- STATED EXERCISE -
Your task is to repeat all of the data exactly while excluding the pictures.

(begin)

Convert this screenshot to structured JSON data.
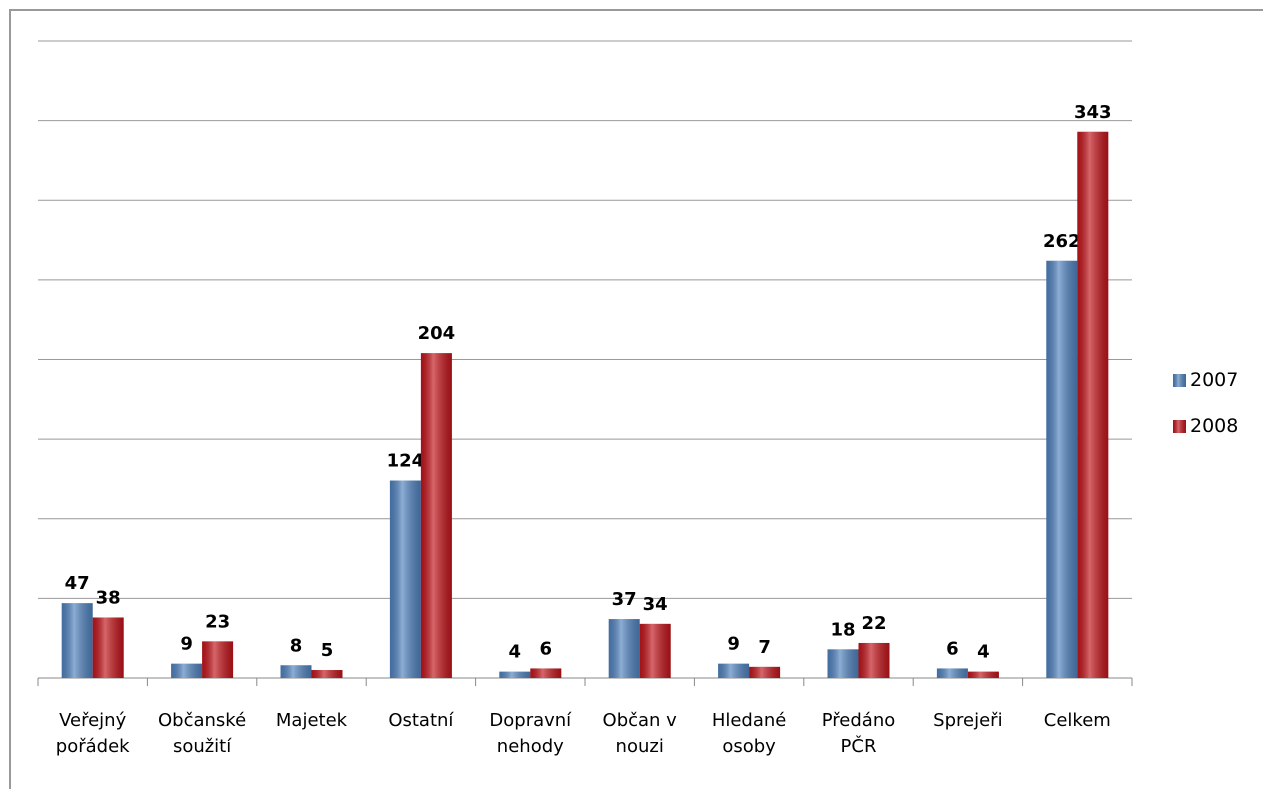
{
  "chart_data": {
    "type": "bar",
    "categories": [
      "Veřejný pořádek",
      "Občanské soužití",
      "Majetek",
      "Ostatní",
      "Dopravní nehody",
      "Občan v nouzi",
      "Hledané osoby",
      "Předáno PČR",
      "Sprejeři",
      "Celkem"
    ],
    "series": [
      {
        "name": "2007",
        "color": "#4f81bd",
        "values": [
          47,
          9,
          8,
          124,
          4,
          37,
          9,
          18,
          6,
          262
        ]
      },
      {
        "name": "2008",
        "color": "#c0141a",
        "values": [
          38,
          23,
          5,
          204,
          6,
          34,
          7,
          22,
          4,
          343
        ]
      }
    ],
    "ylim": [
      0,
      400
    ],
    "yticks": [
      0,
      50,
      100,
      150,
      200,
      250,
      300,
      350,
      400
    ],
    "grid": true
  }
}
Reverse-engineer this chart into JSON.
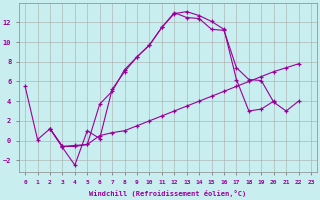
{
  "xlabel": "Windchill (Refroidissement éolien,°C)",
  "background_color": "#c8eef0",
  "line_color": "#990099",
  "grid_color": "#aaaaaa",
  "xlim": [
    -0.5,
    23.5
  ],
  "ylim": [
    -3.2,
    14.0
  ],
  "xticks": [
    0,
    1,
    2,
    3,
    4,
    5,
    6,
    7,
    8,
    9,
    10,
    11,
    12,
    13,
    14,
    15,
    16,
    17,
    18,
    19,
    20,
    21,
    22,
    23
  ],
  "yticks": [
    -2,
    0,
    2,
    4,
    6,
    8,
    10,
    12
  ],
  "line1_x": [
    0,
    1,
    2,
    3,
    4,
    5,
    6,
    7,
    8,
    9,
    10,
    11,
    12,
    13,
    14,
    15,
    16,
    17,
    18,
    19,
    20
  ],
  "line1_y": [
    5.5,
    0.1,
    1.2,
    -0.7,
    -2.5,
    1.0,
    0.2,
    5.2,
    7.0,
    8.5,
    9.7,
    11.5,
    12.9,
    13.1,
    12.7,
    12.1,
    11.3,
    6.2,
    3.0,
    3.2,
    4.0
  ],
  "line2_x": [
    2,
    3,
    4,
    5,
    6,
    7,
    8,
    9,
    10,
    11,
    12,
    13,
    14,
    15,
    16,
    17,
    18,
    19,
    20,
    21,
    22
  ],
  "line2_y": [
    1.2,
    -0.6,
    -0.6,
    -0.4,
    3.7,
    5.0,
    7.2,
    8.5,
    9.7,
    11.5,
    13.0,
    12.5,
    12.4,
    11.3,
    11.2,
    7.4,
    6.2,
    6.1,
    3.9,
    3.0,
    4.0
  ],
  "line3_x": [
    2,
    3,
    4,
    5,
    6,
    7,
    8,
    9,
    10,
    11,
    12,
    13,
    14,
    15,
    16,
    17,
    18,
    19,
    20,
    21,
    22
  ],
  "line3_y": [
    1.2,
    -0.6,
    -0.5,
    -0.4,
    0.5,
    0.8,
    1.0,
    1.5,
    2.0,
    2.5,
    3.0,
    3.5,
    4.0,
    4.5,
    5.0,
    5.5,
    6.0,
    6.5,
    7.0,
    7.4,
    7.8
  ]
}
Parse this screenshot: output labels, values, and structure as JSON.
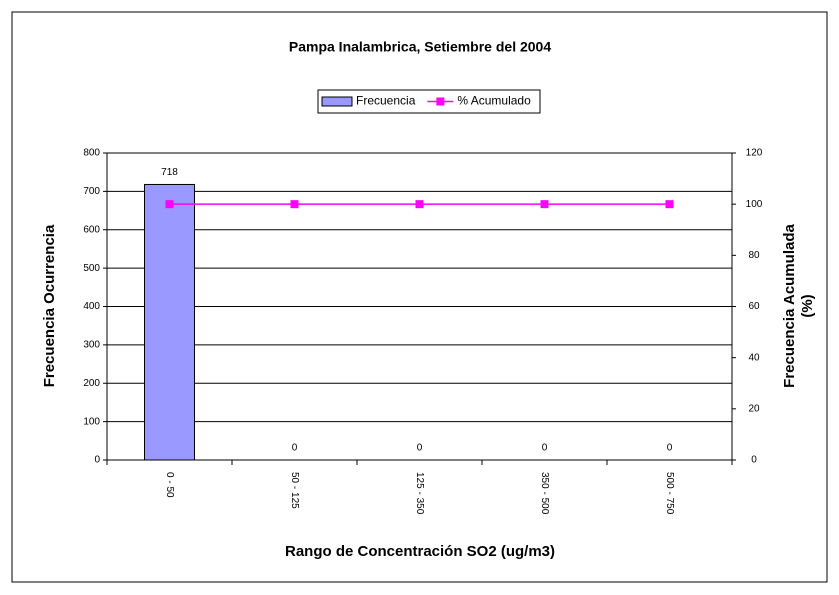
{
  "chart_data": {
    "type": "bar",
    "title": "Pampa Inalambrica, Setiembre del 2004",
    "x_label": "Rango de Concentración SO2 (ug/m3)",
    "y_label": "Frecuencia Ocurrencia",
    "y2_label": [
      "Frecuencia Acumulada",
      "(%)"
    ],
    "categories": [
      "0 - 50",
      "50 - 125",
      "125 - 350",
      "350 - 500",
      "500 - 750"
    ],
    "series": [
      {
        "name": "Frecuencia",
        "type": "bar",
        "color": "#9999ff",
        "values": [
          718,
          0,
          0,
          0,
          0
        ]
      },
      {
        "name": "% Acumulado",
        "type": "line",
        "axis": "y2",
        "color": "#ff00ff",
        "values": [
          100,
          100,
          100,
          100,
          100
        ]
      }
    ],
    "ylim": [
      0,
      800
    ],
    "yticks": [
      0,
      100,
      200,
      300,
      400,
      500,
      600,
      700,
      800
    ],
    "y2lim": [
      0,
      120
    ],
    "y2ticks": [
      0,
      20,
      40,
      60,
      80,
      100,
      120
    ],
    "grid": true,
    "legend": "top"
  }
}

(end)

- FULL RESPONSE -
Convert this screenshot to structured JSON data.
{
  "chart_data": {
    "type": "bar",
    "categories": [
      "Veřejný pořádek",
      "Občanské soužití",
      "Majetek",
      "Ostatní",
      "Dopravní nehody",
      "Občan v nouzi",
      "Hledané osoby",
      "Předáno PČR",
      "Sprejeři",
      "Celkem"
    ],
    "series": [
      {
        "name": "2007",
        "color": "#4f81bd",
        "values": [
          47,
          9,
          8,
          124,
          4,
          37,
          9,
          18,
          6,
          262
        ]
      },
      {
        "name": "2008",
        "color": "#c0141a",
        "values": [
          38,
          23,
          5,
          204,
          6,
          34,
          7,
          22,
          4,
          343
        ]
      }
    ],
    "ylim": [
      0,
      400
    ],
    "yticks": [
      0,
      50,
      100,
      150,
      200,
      250,
      300,
      350,
      400
    ],
    "grid": true
  }
}
Reverse-engineer this chart into JSON.
{
  "xlabel": "Windchill (Refroidissement éolien,°C)",
  "background_color": "#c8eef0",
  "line_color": "#990099",
  "grid_color": "#aaaaaa",
  "xlim": [
    -0.5,
    23.5
  ],
  "ylim": [
    -3.2,
    14.0
  ],
  "xticks": [
    0,
    1,
    2,
    3,
    4,
    5,
    6,
    7,
    8,
    9,
    10,
    11,
    12,
    13,
    14,
    15,
    16,
    17,
    18,
    19,
    20,
    21,
    22,
    23
  ],
  "yticks": [
    -2,
    0,
    2,
    4,
    6,
    8,
    10,
    12
  ],
  "line1_x": [
    0,
    1,
    2,
    3,
    4,
    5,
    6,
    7,
    8,
    9,
    10,
    11,
    12,
    13,
    14,
    15,
    16,
    17,
    18,
    19,
    20
  ],
  "line1_y": [
    5.5,
    0.1,
    1.2,
    -0.7,
    -2.5,
    1.0,
    0.2,
    5.2,
    7.0,
    8.5,
    9.7,
    11.5,
    12.9,
    13.1,
    12.7,
    12.1,
    11.3,
    6.2,
    3.0,
    3.2,
    4.0
  ],
  "line2_x": [
    2,
    3,
    4,
    5,
    6,
    7,
    8,
    9,
    10,
    11,
    12,
    13,
    14,
    15,
    16,
    17,
    18,
    19,
    20,
    21,
    22
  ],
  "line2_y": [
    1.2,
    -0.6,
    -0.6,
    -0.4,
    3.7,
    5.0,
    7.2,
    8.5,
    9.7,
    11.5,
    13.0,
    12.5,
    12.4,
    11.3,
    11.2,
    7.4,
    6.2,
    6.1,
    3.9,
    3.0,
    4.0
  ],
  "line3_x": [
    2,
    3,
    4,
    5,
    6,
    7,
    8,
    9,
    10,
    11,
    12,
    13,
    14,
    15,
    16,
    17,
    18,
    19,
    20,
    21,
    22
  ],
  "line3_y": [
    1.2,
    -0.6,
    -0.5,
    -0.4,
    0.5,
    0.8,
    1.0,
    1.5,
    2.0,
    2.5,
    3.0,
    3.5,
    4.0,
    4.5,
    5.0,
    5.5,
    6.0,
    6.5,
    7.0,
    7.4,
    7.8
  ]
}
Parse this screenshot: output labels, values, and structure as JSON.
{
  "chart_data": {
    "type": "bar",
    "title": "Pampa Inalambrica, Setiembre del 2004",
    "x_label": "Rango de Concentración SO2 (ug/m3)",
    "y_label": "Frecuencia Ocurrencia",
    "y2_label": [
      "Frecuencia Acumulada",
      "(%)"
    ],
    "categories": [
      "0 - 50",
      "50 - 125",
      "125 - 350",
      "350 - 500",
      "500 - 750"
    ],
    "series": [
      {
        "name": "Frecuencia",
        "type": "bar",
        "color": "#9999ff",
        "values": [
          718,
          0,
          0,
          0,
          0
        ]
      },
      {
        "name": "% Acumulado",
        "type": "line",
        "axis": "y2",
        "color": "#ff00ff",
        "values": [
          100,
          100,
          100,
          100,
          100
        ]
      }
    ],
    "ylim": [
      0,
      800
    ],
    "yticks": [
      0,
      100,
      200,
      300,
      400,
      500,
      600,
      700,
      800
    ],
    "y2lim": [
      0,
      120
    ],
    "y2ticks": [
      0,
      20,
      40,
      60,
      80,
      100,
      120
    ],
    "grid": true,
    "legend": "top"
  }
}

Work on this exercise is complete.